Repeat the listing word for word. No pictures belong in the copy.

· · · ·

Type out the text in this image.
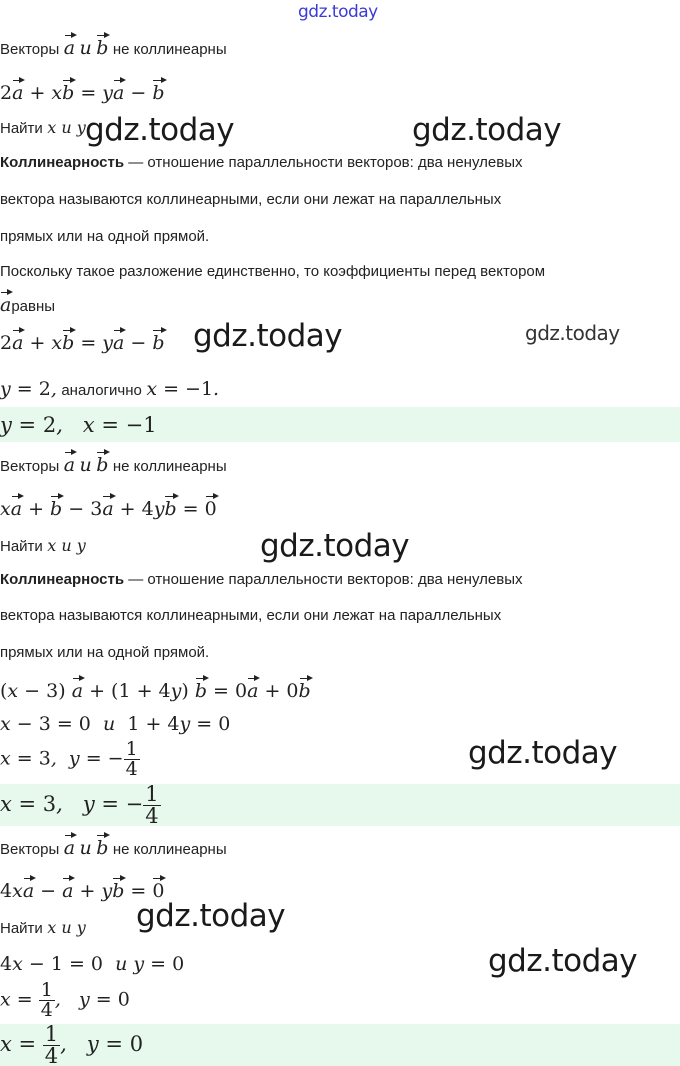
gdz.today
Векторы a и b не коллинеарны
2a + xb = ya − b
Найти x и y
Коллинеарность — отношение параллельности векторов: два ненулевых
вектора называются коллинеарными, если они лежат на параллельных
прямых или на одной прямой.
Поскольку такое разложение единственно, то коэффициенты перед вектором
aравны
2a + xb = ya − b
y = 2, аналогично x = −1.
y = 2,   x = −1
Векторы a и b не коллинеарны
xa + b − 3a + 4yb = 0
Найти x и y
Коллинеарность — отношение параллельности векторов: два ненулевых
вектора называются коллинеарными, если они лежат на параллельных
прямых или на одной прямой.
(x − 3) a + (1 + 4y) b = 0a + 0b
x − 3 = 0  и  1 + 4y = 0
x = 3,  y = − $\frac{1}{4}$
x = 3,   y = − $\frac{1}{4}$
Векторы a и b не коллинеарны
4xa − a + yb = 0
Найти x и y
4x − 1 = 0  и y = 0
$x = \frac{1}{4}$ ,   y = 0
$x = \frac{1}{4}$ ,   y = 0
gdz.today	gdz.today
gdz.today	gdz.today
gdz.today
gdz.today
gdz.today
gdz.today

· · · ·

• **Reply to the exercise**:
Type out the text in this image.
gdz.today
Векторы a и b не коллинеарны
2a + xb = ya − b
Найти x и y
Коллинеарность — отношение параллельности векторов: два ненулевых
вектора называются коллинеарными, если они лежат на параллельных
прямых или на одной прямой.
Поскольку такое разложение единственно, то коэффициенты перед вектором
aравны
2a + xb = ya − b
y = 2, аналогично x = −1.
y = 2,   x = −1
Векторы a и b не коллинеарны
xa + b − 3a + 4yb = 0
Найти x и y
Коллинеарность — отношение параллельности векторов: два ненулевых
вектора называются коллинеарными, если они лежат на параллельных
прямых или на одной прямой.
(x − 3) a + (1 + 4y) b = 0a + 0b
x − 3 = 0  и  1 + 4y = 0
x = 3,  y = − $\frac{1}{4}$
x = 3,   y = − $\frac{1}{4}$
Векторы a и b не коллинеарны
4xa − a + yb = 0
Найти x и y
4x − 1 = 0  и y = 0
$x = \frac{1}{4}$ ,   y = 0
$x = \frac{1}{4}$ ,   y = 0
gdz.today	gdz.today
gdz.today	gdz.today
gdz.today
gdz.today
gdz.today
gdz.today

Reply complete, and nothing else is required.